*What you should do*
Each line that includes "Excel" counts once; give the total and nothing besides.

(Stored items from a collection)
★ ★ ★ ★ ★

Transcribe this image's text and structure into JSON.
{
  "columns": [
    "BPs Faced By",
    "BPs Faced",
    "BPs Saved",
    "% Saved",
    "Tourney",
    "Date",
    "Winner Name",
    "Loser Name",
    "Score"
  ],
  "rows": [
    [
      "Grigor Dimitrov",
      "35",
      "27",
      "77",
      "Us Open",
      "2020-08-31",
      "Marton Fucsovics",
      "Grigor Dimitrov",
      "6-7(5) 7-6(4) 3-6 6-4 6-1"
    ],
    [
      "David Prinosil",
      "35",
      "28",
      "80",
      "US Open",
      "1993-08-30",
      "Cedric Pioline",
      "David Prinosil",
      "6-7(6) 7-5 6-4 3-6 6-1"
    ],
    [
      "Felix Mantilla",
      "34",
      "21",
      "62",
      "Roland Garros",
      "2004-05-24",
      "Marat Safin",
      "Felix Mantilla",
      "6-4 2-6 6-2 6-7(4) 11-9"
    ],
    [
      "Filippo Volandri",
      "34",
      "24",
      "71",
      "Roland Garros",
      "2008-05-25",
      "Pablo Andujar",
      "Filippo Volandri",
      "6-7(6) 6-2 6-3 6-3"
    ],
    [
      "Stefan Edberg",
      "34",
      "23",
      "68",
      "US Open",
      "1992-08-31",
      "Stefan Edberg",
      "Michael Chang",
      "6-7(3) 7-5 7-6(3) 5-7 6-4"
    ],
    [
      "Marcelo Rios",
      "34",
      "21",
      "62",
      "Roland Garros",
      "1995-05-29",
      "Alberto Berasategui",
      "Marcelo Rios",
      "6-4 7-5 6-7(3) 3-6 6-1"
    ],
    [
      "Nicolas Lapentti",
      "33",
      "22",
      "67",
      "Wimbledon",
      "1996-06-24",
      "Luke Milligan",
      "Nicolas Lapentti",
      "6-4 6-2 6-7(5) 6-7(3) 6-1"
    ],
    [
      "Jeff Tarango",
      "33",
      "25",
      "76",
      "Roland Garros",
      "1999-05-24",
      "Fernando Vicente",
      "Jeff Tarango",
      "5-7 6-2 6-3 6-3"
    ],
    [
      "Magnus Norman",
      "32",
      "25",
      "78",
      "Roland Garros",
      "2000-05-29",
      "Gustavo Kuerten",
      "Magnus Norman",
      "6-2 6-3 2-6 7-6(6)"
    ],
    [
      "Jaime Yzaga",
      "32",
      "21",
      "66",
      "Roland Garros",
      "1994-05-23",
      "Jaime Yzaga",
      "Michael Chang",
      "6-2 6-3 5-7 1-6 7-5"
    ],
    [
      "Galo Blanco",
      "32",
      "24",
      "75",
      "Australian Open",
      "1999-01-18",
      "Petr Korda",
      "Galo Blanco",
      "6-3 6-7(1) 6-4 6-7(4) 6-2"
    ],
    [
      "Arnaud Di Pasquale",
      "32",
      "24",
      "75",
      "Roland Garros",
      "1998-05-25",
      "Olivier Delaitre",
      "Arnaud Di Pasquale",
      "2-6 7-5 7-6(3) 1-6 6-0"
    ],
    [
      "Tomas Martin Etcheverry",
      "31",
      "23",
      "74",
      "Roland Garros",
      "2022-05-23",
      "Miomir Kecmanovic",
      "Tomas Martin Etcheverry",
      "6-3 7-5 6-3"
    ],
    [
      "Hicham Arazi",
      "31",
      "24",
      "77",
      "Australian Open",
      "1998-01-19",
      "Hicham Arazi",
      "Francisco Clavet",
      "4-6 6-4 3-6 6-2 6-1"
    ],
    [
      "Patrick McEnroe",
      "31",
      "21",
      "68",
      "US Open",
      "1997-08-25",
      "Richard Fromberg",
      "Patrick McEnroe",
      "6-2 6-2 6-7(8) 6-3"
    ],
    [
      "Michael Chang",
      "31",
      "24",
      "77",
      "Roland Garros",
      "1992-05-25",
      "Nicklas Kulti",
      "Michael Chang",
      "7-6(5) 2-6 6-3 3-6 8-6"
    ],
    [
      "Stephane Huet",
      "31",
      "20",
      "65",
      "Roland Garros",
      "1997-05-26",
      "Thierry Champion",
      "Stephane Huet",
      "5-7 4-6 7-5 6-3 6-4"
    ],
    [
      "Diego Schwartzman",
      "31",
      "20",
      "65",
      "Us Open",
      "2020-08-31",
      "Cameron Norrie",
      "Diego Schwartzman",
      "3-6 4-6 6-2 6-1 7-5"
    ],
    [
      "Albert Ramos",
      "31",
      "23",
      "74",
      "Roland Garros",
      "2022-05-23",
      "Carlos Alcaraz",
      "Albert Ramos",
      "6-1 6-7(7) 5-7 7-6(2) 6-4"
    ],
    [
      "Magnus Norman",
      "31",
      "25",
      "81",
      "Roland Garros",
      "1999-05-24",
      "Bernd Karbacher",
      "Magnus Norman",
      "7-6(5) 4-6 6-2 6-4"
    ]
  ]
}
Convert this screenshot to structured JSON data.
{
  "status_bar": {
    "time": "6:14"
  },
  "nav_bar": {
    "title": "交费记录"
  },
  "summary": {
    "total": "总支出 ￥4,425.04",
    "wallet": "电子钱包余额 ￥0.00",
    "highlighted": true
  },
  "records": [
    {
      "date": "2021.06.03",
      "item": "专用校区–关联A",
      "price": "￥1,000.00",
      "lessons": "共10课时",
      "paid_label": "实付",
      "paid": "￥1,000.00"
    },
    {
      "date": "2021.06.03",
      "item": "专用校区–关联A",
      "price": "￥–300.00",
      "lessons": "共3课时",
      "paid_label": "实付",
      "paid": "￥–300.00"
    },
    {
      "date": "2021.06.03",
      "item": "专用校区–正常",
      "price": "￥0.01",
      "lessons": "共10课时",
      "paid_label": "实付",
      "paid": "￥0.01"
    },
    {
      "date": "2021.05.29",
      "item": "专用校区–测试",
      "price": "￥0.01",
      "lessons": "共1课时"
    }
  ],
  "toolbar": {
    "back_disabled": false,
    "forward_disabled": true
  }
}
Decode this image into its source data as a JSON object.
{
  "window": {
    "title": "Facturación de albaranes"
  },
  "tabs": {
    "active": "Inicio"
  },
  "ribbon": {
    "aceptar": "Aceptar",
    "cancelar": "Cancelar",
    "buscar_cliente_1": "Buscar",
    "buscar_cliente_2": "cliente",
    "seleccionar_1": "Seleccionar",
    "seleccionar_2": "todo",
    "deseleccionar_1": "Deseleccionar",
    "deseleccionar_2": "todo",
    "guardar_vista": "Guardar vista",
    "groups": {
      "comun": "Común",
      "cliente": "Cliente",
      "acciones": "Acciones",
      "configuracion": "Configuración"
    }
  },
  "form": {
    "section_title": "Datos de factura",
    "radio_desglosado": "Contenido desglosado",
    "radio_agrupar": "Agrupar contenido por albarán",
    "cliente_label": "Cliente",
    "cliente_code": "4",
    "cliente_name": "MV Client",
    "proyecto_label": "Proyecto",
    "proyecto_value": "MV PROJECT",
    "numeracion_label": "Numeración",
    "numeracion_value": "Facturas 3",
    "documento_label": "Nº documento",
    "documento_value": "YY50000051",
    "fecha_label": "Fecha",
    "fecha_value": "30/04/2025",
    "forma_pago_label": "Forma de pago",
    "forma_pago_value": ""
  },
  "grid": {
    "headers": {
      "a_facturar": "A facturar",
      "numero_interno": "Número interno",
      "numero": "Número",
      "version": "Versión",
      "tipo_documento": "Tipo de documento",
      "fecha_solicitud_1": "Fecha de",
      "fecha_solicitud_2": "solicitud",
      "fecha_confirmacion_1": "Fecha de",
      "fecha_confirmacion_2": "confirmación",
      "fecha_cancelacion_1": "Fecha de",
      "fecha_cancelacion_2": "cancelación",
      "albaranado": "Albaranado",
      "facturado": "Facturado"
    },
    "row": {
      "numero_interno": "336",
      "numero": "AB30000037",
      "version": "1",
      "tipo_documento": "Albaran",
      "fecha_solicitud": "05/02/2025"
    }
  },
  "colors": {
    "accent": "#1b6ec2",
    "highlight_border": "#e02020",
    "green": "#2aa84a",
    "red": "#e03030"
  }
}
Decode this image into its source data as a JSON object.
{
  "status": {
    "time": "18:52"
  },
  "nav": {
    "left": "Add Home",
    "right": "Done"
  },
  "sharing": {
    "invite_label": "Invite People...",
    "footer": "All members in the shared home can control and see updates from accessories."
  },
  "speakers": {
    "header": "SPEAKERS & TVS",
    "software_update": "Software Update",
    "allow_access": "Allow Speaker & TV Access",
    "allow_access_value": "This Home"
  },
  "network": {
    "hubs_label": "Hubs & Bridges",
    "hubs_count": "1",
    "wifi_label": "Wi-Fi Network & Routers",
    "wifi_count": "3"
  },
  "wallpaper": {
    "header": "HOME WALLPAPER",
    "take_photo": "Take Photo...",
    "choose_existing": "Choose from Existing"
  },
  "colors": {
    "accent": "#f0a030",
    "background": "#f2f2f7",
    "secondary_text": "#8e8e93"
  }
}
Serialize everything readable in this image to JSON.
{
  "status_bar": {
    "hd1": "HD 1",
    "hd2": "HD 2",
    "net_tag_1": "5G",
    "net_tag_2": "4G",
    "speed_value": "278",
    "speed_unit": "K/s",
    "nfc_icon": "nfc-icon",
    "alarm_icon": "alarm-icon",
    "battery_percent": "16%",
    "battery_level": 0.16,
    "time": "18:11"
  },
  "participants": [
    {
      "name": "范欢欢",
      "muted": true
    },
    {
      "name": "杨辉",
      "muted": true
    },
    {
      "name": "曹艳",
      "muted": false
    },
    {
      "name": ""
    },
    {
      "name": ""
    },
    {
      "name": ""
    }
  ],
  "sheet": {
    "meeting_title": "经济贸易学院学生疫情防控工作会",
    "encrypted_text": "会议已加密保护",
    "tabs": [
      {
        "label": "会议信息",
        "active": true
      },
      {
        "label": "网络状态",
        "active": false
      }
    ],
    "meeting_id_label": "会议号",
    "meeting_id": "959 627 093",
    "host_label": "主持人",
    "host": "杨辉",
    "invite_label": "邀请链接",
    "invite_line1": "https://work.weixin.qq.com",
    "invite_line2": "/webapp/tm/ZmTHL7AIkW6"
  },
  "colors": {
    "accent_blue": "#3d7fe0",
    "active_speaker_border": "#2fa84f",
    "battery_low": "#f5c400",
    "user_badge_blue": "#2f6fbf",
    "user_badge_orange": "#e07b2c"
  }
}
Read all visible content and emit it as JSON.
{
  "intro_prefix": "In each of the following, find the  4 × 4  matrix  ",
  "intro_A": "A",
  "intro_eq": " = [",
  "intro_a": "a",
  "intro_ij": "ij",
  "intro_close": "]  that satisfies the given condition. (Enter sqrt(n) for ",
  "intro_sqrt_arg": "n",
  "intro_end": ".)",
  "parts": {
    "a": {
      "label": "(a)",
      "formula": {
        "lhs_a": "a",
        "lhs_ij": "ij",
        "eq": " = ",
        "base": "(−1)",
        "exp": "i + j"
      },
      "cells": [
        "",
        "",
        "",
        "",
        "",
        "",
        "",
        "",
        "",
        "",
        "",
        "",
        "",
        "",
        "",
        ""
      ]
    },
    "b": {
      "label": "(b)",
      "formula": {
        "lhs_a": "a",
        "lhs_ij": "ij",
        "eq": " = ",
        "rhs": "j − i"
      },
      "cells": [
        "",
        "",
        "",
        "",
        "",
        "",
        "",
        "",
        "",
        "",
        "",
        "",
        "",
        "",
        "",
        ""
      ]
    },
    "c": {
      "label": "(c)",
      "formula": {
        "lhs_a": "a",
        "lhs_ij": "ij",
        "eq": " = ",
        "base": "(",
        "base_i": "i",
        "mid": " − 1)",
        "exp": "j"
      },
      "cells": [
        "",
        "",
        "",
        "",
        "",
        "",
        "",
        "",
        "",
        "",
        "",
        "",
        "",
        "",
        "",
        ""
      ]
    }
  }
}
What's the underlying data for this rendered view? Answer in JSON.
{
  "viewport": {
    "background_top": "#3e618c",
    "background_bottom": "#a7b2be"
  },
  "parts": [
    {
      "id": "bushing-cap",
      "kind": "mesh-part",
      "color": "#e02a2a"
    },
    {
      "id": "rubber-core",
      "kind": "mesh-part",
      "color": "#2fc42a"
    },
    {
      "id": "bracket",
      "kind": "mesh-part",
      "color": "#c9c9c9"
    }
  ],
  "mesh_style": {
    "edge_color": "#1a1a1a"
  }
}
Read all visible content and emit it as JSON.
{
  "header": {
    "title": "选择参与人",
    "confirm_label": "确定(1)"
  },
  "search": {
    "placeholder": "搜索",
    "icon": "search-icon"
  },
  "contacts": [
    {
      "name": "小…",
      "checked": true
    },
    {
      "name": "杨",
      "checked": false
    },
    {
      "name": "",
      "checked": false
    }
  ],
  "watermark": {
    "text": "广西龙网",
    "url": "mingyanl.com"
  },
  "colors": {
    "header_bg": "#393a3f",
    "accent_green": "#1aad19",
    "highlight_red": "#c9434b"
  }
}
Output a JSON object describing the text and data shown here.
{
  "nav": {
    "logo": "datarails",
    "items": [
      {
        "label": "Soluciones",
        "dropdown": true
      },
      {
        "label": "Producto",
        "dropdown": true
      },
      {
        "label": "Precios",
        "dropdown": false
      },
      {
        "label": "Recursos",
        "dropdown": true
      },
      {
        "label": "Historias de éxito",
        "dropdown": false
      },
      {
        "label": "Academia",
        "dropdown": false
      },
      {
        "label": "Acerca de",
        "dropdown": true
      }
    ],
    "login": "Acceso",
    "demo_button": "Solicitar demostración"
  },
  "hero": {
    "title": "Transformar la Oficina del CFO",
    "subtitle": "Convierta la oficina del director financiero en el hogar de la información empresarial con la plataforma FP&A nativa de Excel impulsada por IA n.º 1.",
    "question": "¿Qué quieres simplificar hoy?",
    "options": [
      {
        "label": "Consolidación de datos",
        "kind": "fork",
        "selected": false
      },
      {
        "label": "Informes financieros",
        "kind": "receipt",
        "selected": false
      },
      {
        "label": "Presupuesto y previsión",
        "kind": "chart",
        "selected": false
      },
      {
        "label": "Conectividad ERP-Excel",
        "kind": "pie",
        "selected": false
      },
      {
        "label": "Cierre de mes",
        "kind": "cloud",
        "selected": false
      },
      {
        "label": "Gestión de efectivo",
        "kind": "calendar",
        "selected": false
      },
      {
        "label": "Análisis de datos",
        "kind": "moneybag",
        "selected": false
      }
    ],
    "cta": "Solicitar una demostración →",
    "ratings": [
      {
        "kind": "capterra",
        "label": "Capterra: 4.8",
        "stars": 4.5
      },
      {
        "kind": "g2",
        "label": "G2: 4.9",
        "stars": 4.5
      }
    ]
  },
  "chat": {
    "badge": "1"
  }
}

★ ★ ★ ★ ★

*Correct response*
2